Given instruction
Search the material for the word "text" and report each line where it turns up.

++++ Provided data ++++

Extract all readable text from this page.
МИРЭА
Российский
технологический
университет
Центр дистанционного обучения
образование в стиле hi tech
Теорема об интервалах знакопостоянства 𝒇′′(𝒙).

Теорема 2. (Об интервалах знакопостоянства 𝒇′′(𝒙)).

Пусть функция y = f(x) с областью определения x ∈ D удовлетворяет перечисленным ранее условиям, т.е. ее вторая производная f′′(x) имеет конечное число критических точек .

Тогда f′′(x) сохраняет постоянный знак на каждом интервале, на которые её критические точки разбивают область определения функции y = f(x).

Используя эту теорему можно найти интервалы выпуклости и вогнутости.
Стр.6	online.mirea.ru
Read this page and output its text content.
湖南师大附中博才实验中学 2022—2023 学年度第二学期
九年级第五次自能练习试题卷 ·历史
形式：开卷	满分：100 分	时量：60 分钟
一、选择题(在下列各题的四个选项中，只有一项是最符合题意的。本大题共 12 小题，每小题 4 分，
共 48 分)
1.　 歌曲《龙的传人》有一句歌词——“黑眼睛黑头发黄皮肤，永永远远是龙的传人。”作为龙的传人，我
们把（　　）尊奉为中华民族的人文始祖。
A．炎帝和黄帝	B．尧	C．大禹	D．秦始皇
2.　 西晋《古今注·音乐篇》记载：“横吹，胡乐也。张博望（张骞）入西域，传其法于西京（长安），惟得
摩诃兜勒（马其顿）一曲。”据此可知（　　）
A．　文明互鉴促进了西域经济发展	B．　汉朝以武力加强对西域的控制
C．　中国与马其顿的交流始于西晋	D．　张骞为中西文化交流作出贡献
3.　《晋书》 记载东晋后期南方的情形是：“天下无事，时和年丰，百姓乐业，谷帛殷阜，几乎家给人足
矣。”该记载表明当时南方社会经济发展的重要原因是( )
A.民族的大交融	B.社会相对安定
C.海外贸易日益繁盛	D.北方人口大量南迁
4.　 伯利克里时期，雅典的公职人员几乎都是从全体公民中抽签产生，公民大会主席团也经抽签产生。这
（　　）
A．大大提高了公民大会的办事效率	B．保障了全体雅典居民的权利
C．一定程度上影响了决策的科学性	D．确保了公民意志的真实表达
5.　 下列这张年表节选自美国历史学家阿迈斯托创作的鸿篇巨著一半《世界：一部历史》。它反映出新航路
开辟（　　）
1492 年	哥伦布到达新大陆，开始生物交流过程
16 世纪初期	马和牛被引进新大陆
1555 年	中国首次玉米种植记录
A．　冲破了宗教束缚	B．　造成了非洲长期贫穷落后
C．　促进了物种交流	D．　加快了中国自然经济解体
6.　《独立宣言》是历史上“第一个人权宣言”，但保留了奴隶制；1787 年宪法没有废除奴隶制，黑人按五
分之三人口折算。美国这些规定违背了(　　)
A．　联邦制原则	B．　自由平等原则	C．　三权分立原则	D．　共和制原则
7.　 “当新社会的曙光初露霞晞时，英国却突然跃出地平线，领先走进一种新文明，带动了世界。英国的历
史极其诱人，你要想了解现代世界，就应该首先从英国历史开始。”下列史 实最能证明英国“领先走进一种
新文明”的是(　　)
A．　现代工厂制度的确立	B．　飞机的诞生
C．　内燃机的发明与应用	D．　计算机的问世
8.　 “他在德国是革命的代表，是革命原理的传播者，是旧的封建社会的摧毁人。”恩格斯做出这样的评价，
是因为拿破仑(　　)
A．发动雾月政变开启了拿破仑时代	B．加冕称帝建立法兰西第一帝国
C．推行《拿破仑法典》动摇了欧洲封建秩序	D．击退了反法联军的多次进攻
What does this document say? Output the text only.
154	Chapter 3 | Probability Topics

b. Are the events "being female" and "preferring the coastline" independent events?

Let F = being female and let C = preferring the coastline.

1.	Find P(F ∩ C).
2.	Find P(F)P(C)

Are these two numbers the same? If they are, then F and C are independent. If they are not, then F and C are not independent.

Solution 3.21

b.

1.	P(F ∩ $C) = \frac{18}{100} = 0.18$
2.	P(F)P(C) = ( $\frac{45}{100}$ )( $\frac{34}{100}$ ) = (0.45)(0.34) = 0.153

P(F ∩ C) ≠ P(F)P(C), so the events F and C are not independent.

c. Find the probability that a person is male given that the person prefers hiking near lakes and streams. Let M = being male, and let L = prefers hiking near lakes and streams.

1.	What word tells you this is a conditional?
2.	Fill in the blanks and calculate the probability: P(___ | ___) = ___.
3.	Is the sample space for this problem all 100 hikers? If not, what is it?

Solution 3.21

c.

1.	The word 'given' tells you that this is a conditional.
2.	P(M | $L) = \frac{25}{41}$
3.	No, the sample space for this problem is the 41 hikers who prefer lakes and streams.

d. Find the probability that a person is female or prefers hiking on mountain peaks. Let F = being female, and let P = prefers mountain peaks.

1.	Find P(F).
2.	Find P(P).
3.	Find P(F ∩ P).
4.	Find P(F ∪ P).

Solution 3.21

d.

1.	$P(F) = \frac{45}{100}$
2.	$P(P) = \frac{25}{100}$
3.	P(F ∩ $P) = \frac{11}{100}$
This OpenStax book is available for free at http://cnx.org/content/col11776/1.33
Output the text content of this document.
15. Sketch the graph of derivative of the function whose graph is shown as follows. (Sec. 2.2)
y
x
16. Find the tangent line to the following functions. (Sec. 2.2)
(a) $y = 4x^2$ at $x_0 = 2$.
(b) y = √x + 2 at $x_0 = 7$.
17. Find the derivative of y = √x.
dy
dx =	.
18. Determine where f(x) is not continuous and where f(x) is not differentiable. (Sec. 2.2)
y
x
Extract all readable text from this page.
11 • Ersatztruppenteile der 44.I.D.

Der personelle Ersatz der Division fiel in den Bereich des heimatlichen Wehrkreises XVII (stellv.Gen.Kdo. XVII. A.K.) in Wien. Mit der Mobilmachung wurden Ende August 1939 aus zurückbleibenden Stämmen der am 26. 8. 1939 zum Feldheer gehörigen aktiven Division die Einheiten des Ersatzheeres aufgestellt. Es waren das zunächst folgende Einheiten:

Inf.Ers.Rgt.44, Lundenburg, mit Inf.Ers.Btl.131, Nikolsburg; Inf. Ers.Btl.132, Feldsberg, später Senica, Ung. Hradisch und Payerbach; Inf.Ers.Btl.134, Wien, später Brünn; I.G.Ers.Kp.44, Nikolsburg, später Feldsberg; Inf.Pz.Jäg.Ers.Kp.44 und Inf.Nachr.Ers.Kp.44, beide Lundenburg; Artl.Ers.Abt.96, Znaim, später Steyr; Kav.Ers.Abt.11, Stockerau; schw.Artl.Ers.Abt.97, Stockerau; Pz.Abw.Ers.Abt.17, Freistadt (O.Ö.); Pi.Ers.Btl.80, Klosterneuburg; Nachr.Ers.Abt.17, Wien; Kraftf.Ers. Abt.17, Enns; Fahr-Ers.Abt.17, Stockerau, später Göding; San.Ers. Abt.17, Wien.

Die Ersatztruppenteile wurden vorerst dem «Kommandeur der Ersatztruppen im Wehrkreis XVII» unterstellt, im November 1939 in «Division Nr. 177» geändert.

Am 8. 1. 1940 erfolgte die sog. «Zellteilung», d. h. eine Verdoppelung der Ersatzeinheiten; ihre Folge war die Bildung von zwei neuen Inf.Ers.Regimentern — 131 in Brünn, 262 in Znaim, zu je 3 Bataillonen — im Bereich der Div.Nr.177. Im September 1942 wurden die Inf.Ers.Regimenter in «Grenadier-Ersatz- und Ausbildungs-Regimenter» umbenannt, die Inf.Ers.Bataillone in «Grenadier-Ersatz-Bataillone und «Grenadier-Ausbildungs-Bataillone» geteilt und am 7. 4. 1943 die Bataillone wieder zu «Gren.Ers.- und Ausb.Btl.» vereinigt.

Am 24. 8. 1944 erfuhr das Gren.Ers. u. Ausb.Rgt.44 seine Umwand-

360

++++

Written answer
Extract all readable text from this page.
Read this page and output its text content.
What does this document say? Output the text only.
Output the text content of this document.
Extract all readable text from this page.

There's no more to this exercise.